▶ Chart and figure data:
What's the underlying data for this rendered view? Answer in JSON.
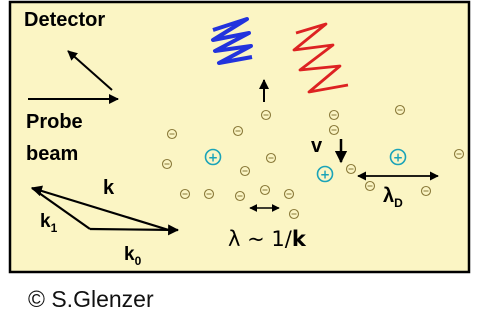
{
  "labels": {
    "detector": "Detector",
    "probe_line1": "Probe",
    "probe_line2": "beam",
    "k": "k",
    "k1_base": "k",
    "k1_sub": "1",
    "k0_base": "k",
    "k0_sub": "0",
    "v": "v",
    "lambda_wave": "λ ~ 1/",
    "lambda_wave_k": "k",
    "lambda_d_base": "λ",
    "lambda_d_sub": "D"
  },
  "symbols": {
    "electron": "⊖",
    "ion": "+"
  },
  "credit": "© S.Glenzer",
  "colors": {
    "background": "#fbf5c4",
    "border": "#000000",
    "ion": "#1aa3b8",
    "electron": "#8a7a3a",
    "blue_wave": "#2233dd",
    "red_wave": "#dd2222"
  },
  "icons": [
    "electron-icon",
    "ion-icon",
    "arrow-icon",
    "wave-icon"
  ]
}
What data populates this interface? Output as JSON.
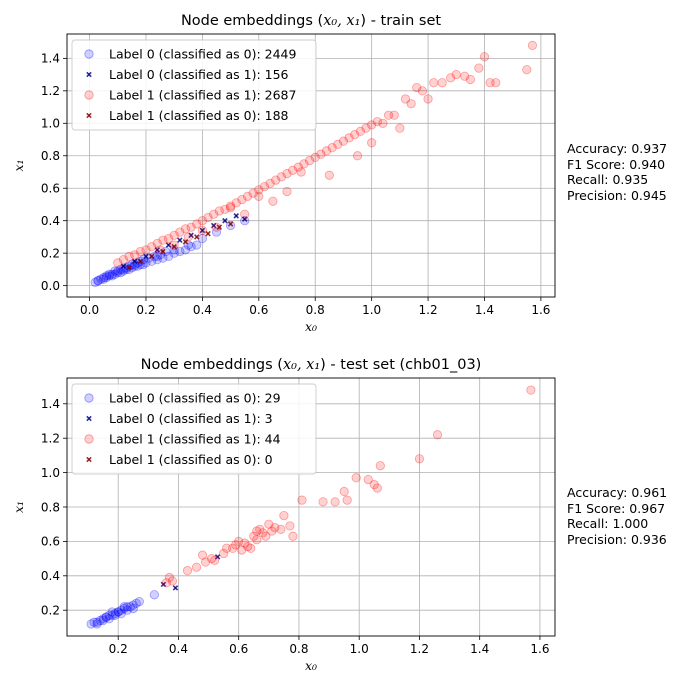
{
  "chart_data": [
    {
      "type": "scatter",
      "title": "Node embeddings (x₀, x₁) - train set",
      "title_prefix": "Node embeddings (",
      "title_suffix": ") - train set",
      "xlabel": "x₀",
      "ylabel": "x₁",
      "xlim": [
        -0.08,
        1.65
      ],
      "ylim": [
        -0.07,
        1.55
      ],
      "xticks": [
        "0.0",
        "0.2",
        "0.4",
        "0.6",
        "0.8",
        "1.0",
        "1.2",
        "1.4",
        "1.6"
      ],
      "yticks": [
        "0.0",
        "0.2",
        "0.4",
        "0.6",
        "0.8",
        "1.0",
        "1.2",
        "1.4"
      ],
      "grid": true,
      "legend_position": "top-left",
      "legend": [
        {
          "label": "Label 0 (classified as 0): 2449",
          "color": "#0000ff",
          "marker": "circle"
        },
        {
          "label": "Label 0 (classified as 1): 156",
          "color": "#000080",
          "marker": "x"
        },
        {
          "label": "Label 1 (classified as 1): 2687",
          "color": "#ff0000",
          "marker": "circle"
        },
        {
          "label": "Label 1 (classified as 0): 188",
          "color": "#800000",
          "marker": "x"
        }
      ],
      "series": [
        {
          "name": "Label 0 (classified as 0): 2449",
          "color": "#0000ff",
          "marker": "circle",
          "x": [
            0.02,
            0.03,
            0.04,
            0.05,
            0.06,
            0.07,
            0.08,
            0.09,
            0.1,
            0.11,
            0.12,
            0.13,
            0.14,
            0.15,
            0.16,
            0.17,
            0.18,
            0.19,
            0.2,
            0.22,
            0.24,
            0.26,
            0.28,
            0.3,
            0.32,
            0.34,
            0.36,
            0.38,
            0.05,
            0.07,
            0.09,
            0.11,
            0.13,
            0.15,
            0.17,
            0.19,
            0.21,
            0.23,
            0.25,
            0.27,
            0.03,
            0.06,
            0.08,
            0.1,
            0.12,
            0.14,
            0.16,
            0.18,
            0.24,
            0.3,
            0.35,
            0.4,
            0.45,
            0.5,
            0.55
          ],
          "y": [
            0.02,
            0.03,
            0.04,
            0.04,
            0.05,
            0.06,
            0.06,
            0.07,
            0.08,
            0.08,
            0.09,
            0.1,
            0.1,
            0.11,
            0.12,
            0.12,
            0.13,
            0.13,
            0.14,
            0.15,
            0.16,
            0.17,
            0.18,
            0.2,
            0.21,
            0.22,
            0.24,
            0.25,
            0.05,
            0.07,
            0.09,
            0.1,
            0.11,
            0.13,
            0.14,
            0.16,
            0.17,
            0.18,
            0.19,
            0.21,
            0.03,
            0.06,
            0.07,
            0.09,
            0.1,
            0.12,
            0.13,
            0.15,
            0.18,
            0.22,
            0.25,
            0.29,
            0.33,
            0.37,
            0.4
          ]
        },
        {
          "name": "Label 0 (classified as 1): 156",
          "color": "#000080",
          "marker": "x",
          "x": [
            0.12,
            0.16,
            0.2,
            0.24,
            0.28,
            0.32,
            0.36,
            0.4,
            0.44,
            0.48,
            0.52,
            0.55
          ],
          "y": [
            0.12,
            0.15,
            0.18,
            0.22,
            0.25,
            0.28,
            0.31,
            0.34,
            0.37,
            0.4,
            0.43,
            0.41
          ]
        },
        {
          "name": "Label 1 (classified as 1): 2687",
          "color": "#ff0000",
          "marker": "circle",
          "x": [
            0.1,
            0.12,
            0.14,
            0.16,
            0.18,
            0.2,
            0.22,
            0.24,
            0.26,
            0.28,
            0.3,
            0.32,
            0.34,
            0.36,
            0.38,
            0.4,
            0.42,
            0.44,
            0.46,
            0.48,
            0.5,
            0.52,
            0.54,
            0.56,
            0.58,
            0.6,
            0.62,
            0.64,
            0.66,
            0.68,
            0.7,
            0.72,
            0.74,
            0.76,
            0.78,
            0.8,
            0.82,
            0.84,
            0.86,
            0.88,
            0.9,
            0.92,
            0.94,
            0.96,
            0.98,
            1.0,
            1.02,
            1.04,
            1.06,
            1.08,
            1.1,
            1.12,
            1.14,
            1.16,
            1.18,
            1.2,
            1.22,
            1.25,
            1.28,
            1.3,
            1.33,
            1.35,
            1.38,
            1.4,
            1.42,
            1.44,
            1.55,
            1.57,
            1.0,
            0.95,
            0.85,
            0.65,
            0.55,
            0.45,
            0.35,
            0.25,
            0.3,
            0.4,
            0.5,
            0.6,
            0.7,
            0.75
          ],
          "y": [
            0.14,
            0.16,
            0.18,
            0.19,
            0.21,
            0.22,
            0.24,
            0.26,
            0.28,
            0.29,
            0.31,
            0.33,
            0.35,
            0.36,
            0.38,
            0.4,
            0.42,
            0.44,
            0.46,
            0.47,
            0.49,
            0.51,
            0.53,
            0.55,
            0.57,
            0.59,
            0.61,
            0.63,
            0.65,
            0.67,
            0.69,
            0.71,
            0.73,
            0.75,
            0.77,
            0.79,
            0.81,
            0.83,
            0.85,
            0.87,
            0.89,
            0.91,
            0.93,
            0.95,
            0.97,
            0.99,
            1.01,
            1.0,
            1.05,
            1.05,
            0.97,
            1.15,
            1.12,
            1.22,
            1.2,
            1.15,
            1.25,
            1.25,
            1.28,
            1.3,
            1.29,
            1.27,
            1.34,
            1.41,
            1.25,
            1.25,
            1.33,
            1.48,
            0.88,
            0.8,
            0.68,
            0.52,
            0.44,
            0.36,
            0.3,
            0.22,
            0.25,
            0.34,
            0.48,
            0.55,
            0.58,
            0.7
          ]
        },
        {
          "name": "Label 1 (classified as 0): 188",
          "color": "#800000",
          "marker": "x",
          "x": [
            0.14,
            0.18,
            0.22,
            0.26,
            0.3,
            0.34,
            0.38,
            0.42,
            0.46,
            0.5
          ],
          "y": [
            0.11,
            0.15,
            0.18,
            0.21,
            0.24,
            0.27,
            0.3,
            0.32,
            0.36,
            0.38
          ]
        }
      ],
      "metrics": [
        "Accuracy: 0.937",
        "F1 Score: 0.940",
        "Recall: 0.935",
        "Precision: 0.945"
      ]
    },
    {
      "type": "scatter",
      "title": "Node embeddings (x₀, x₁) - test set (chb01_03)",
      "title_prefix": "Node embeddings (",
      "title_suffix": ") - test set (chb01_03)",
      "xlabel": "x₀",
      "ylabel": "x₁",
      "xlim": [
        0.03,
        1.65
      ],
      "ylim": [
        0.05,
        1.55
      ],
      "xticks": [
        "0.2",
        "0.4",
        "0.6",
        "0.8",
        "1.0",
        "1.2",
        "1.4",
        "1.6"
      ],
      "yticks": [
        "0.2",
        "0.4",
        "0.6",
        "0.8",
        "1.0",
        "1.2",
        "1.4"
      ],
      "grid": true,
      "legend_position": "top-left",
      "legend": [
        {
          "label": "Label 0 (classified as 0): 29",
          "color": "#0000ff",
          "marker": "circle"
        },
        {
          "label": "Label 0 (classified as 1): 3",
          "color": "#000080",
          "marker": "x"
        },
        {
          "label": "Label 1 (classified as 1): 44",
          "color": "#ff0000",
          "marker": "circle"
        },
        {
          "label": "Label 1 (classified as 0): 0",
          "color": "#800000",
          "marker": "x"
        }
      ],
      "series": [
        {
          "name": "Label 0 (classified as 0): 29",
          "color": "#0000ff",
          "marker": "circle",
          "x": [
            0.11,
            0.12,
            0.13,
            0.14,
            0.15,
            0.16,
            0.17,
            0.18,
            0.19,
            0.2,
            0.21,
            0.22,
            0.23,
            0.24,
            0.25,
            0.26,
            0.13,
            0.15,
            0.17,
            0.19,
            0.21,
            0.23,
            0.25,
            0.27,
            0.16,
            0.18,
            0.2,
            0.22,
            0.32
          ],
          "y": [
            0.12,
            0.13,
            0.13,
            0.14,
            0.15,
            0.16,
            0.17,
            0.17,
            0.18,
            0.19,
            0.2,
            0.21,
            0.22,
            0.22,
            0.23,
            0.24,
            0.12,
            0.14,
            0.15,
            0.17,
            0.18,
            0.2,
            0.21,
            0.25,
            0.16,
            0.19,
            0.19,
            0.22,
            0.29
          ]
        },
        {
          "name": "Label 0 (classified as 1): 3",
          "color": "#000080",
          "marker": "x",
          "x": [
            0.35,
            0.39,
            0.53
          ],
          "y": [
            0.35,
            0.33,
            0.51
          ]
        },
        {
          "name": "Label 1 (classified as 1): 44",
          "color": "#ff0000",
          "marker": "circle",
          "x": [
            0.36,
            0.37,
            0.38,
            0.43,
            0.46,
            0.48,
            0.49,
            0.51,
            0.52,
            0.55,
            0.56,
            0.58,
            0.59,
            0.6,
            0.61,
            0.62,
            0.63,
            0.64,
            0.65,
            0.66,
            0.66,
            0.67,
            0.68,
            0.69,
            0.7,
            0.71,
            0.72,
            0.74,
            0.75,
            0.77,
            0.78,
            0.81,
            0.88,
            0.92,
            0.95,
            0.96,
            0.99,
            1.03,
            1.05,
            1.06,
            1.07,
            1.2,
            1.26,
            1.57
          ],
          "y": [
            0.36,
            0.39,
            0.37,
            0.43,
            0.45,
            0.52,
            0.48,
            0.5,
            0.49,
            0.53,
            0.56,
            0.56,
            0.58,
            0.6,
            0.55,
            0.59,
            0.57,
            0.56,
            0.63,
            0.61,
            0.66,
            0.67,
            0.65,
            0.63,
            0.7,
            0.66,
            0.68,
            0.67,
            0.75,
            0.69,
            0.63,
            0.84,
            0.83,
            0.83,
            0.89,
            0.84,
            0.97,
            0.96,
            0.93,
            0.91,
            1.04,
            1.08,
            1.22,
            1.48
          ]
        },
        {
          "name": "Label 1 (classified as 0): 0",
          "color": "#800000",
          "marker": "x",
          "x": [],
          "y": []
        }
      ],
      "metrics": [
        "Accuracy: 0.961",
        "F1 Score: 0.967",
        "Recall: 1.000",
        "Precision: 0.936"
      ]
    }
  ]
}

▶ Given request:
List every line above containing the word "What".

▶ Result for this exercise:
What's the underlying data for this rendered view? Answer in JSON.
What data populates this interface? Output as JSON.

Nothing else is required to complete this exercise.